Work to be completed: Repeat the material exactly as it appears.

Data entries:
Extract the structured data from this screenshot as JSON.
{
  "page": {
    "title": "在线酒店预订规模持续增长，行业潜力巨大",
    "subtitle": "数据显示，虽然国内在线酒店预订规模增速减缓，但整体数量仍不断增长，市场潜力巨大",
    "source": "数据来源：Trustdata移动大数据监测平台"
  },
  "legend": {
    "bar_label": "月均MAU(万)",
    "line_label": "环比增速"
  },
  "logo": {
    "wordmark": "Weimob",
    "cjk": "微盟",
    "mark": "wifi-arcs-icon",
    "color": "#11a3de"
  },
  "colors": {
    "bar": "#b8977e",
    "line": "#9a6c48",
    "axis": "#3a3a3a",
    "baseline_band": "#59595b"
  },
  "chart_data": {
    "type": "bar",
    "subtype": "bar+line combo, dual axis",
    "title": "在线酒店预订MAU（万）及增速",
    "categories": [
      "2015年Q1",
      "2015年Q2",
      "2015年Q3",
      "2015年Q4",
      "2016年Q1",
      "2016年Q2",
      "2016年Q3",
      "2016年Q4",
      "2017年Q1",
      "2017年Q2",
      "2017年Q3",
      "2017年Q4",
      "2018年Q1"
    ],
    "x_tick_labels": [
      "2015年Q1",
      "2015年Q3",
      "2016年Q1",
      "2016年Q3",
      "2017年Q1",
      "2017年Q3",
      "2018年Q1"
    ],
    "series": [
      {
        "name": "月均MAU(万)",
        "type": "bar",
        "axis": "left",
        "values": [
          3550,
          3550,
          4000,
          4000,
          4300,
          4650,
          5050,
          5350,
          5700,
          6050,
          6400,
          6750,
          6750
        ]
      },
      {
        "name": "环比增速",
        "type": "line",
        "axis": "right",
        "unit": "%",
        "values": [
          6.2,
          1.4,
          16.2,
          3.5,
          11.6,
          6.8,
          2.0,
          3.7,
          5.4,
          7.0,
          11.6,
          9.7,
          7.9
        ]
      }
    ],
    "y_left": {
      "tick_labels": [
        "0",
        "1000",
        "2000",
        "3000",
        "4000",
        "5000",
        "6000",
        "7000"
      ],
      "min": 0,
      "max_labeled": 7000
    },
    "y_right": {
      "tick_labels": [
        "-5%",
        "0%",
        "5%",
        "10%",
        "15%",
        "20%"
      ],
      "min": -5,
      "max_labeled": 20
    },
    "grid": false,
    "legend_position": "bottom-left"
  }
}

Result for this exercise:
Extract the structured data from this screenshot as JSON.
{
  "page": {
    "title": "在线酒店预订规模持续增长，行业潜力巨大",
    "subtitle": "数据显示，虽然国内在线酒店预订规模增速减缓，但整体数量仍不断增长，市场潜力巨大",
    "source": "数据来源：Trustdata移动大数据监测平台"
  },
  "legend": {
    "bar_label": "月均MAU(万)",
    "line_label": "环比增速"
  },
  "logo": {
    "wordmark": "Weimob",
    "cjk": "微盟",
    "mark": "wifi-arcs-icon",
    "color": "#11a3de"
  },
  "colors": {
    "bar": "#b8977e",
    "line": "#9a6c48",
    "axis": "#3a3a3a",
    "baseline_band": "#59595b"
  },
  "chart_data": {
    "type": "bar",
    "subtype": "bar+line combo, dual axis",
    "title": "在线酒店预订MAU（万）及增速",
    "categories": [
      "2015年Q1",
      "2015年Q2",
      "2015年Q3",
      "2015年Q4",
      "2016年Q1",
      "2016年Q2",
      "2016年Q3",
      "2016年Q4",
      "2017年Q1",
      "2017年Q2",
      "2017年Q3",
      "2017年Q4",
      "2018年Q1"
    ],
    "x_tick_labels": [
      "2015年Q1",
      "2015年Q3",
      "2016年Q1",
      "2016年Q3",
      "2017年Q1",
      "2017年Q3",
      "2018年Q1"
    ],
    "series": [
      {
        "name": "月均MAU(万)",
        "type": "bar",
        "axis": "left",
        "values": [
          3550,
          3550,
          4000,
          4000,
          4300,
          4650,
          5050,
          5350,
          5700,
          6050,
          6400,
          6750,
          6750
        ]
      },
      {
        "name": "环比增速",
        "type": "line",
        "axis": "right",
        "unit": "%",
        "values": [
          6.2,
          1.4,
          16.2,
          3.5,
          11.6,
          6.8,
          2.0,
          3.7,
          5.4,
          7.0,
          11.6,
          9.7,
          7.9
        ]
      }
    ],
    "y_left": {
      "tick_labels": [
        "0",
        "1000",
        "2000",
        "3000",
        "4000",
        "5000",
        "6000",
        "7000"
      ],
      "min": 0,
      "max_labeled": 7000
    },
    "y_right": {
      "tick_labels": [
        "-5%",
        "0%",
        "5%",
        "10%",
        "15%",
        "20%"
      ],
      "min": -5,
      "max_labeled": 20
    },
    "grid": false,
    "legend_position": "bottom-left"
  }
}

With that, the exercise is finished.